Directions: Scan the material and copy every line in which "Euro" appears.

Dataset content:
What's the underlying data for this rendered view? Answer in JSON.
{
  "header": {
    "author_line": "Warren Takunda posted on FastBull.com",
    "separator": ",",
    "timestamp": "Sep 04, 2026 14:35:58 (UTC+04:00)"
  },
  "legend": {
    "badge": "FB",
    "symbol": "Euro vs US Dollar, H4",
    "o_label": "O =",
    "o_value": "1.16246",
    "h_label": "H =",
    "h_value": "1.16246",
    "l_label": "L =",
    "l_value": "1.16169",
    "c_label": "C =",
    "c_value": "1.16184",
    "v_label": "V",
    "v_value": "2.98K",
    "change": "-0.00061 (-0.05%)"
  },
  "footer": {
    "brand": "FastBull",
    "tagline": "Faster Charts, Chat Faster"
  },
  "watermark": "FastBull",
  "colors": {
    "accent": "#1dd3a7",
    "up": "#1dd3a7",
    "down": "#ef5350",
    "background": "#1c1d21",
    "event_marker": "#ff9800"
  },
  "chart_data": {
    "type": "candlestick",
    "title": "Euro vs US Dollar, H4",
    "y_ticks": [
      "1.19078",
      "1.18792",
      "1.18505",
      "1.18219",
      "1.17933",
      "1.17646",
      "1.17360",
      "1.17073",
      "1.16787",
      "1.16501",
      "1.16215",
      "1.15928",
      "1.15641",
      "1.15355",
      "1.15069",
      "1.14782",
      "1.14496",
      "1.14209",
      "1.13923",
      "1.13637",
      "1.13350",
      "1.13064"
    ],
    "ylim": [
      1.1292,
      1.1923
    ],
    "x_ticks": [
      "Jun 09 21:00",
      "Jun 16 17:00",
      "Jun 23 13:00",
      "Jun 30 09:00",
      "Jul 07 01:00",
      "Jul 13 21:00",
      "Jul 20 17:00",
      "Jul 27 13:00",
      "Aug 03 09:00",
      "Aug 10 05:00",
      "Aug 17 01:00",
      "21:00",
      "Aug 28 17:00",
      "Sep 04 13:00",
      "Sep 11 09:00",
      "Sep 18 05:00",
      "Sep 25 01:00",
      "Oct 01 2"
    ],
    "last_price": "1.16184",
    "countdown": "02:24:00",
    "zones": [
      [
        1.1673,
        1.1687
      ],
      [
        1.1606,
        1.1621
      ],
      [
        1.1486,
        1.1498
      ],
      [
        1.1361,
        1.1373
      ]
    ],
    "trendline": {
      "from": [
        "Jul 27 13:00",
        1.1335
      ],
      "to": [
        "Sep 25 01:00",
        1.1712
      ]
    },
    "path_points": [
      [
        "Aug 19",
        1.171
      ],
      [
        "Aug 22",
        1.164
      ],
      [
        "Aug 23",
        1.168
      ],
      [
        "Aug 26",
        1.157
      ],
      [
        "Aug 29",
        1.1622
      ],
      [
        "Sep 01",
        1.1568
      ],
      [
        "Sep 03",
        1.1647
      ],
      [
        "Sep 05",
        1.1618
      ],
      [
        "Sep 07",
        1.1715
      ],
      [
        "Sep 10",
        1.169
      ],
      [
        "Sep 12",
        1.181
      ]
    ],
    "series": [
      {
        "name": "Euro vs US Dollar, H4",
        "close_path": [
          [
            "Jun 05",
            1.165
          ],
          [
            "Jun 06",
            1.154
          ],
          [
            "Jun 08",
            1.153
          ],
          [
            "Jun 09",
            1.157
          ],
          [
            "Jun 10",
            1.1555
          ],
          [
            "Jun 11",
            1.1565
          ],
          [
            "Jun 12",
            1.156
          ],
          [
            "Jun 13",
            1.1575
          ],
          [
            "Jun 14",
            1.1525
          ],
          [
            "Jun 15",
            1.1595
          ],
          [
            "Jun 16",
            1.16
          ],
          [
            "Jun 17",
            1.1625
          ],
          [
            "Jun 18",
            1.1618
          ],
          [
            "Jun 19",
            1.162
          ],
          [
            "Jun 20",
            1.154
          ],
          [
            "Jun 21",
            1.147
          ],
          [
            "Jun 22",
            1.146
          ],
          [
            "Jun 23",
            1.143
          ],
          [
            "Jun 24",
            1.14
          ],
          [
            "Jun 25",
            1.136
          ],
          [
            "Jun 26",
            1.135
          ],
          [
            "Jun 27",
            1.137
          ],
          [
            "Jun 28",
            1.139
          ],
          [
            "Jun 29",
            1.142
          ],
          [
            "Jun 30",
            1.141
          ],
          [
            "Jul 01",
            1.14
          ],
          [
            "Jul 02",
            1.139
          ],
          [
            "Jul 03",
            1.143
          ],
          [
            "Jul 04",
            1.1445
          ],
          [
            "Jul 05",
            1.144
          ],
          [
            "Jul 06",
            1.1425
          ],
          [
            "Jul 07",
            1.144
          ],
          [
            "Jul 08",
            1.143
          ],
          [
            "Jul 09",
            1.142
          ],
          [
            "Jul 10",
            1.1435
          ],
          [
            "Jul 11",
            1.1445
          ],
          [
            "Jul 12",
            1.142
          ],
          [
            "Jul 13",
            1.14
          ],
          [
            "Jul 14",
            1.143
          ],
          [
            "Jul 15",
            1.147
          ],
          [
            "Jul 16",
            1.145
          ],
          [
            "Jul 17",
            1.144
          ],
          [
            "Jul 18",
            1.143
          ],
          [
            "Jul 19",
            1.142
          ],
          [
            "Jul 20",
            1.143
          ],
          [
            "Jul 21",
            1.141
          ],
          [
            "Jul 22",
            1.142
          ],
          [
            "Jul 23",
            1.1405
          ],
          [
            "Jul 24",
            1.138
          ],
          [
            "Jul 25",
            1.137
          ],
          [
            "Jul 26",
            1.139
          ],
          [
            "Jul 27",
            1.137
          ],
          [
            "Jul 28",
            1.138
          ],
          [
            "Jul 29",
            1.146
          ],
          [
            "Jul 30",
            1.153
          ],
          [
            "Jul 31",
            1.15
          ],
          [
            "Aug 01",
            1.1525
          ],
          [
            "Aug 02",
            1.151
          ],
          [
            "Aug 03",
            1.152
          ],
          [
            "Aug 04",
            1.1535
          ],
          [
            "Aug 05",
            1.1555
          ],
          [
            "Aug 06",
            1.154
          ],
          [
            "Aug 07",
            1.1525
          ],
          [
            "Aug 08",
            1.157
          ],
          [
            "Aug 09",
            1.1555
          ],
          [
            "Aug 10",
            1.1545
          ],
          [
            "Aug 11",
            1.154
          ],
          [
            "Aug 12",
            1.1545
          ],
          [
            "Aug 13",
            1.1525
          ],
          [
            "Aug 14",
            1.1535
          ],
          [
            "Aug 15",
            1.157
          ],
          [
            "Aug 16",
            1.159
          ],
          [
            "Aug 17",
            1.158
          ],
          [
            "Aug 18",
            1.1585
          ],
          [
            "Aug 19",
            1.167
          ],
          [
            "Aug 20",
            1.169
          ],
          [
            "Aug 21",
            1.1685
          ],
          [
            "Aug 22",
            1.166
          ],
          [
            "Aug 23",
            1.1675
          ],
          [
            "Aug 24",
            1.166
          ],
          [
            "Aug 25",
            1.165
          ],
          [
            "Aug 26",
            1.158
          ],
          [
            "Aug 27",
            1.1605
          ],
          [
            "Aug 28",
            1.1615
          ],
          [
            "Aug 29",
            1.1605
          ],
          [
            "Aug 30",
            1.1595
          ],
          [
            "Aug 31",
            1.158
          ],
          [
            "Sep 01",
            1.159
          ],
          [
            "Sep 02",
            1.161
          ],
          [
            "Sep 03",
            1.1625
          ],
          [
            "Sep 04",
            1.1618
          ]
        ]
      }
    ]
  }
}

Complete answer:
    "symbol": "Euro vs US Dollar, H4",
    "title": "Euro vs US Dollar, H4",
        "name": "Euro vs US Dollar, H4",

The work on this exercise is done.